## TO BE DONE
Filter the records below down to lines containing "shape".

[Records from a data collection]
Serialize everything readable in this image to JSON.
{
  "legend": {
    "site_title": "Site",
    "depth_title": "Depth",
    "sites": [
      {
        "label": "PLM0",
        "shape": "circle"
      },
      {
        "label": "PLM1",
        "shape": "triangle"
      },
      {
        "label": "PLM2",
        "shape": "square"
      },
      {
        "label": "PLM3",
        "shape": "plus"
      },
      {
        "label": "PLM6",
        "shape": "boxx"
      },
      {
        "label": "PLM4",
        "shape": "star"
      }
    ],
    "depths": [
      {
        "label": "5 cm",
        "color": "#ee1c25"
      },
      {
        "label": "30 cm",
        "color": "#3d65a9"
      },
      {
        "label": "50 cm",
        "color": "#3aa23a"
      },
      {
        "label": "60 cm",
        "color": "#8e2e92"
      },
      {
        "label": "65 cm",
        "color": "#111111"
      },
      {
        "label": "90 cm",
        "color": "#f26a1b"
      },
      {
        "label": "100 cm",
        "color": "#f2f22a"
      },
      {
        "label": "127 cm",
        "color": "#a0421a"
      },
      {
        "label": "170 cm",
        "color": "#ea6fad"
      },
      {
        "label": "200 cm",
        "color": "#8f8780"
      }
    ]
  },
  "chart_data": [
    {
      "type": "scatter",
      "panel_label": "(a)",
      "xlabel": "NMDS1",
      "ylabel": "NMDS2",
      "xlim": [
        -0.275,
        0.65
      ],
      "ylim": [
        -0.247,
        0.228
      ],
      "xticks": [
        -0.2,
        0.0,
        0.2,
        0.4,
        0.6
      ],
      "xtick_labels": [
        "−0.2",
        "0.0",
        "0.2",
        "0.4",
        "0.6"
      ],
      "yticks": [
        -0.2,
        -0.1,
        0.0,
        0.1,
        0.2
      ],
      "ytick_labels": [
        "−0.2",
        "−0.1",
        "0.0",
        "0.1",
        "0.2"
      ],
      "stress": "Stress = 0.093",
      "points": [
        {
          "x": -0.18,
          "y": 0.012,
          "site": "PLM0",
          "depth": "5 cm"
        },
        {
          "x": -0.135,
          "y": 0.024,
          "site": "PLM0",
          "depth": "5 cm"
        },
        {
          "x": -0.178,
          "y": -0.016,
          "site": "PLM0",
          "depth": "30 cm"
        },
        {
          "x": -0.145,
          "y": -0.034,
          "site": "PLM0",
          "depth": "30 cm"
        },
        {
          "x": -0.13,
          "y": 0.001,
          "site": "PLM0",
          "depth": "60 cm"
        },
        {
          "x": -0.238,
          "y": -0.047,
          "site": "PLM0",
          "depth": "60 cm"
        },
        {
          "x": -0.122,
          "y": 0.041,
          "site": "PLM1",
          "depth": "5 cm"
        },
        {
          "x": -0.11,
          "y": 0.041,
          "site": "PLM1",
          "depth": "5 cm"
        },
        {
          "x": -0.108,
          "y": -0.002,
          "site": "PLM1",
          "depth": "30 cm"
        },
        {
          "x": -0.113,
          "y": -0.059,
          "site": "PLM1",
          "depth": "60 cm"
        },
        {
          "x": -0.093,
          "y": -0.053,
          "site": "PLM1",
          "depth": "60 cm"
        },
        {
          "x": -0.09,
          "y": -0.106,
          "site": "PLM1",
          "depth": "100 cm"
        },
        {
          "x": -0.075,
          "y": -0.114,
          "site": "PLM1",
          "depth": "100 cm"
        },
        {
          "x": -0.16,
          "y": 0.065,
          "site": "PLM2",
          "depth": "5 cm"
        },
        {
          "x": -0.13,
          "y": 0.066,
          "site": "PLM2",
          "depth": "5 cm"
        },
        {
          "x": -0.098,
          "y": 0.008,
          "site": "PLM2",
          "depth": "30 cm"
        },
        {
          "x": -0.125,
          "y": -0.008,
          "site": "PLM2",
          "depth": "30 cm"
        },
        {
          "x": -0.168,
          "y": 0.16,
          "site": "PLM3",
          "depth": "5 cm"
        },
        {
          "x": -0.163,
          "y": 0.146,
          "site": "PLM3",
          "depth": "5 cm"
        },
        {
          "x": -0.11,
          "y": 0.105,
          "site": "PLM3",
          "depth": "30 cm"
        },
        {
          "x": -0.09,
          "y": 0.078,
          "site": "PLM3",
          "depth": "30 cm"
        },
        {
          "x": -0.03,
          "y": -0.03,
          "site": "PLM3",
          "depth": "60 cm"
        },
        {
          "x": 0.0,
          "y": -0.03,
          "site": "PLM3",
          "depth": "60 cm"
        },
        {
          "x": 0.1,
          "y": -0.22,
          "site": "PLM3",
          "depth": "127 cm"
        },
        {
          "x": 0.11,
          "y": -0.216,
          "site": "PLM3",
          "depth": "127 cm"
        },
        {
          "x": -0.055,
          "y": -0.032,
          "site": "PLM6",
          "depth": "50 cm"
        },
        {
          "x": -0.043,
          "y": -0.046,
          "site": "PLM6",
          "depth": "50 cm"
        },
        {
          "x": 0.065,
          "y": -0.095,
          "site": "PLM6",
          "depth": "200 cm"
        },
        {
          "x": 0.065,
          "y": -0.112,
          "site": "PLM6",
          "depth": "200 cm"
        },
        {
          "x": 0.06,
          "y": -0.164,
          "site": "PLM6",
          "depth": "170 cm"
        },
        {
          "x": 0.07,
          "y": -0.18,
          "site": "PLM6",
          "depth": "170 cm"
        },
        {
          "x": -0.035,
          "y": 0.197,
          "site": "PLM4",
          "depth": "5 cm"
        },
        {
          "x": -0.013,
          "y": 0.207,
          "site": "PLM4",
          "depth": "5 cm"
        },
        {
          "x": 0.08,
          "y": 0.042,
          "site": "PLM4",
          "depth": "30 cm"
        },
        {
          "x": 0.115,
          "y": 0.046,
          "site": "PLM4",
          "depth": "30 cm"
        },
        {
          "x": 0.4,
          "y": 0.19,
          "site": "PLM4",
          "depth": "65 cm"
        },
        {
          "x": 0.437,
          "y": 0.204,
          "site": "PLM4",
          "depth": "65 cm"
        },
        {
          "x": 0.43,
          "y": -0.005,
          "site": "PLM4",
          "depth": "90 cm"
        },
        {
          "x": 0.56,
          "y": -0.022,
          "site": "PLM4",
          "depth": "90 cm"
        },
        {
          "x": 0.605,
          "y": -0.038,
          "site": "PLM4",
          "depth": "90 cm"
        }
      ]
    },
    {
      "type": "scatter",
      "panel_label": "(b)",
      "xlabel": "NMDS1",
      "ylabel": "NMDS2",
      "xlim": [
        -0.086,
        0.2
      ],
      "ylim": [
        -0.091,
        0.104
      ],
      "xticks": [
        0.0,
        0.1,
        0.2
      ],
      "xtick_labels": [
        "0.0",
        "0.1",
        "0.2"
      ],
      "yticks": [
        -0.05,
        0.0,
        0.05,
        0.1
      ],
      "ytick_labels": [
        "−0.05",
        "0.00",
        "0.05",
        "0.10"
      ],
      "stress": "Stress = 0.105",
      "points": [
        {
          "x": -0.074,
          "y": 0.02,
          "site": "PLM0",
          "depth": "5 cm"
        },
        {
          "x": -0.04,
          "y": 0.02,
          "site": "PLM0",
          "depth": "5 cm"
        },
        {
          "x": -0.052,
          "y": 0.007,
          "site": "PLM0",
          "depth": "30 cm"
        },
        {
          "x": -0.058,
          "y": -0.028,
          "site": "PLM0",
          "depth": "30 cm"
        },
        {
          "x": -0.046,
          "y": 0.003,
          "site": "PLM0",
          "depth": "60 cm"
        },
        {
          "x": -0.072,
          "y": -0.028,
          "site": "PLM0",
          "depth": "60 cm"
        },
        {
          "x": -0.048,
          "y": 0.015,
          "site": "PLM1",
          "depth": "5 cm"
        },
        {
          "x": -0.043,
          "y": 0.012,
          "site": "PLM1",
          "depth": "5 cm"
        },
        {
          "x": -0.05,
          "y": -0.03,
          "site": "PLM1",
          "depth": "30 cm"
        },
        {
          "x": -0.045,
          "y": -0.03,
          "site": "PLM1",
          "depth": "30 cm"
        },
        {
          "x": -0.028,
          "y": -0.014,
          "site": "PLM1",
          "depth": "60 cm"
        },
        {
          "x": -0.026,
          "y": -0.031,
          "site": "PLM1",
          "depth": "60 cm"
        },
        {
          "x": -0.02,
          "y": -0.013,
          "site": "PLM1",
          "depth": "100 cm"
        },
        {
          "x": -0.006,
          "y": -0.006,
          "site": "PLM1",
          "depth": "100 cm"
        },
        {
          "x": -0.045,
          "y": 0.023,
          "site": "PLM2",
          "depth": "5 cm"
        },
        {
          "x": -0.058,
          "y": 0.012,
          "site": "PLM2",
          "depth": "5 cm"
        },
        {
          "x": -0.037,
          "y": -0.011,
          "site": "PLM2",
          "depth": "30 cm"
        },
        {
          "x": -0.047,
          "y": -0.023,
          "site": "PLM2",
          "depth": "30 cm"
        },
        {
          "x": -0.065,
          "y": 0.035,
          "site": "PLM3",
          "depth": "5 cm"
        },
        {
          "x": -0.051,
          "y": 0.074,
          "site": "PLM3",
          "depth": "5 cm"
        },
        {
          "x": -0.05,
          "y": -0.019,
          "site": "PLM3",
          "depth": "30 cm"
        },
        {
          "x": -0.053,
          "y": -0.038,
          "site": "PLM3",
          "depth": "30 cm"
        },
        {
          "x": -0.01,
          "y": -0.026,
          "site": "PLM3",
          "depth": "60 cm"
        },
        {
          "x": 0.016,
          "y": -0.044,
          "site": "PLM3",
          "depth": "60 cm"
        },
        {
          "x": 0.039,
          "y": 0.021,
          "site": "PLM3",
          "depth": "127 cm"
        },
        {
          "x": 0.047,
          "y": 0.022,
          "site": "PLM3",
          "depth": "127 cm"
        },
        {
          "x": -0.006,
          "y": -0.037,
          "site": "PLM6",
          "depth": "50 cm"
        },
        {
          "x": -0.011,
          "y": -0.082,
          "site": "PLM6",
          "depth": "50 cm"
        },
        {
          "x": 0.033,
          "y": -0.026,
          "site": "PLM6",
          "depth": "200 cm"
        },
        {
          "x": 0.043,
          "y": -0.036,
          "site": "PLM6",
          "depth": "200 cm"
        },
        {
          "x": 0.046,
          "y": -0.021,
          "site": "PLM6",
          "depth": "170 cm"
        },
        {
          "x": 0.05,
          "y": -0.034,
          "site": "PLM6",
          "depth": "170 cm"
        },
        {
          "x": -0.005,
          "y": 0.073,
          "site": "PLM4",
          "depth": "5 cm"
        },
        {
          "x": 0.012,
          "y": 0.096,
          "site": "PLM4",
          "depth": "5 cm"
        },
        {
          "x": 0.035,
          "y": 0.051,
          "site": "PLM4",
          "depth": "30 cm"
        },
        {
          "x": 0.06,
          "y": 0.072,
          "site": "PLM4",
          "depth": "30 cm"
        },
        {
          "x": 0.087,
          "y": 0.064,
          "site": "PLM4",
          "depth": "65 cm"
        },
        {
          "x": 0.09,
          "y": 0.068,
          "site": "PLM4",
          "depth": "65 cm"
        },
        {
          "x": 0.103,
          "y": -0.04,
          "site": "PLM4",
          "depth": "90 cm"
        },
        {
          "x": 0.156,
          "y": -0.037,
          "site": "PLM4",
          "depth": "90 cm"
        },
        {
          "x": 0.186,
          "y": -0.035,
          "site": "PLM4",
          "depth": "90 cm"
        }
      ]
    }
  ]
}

## IN RESPONSE
        "shape": "circle"
        "shape": "triangle"
        "shape": "square"
        "shape": "plus"
        "shape": "boxx"
        "shape": "star"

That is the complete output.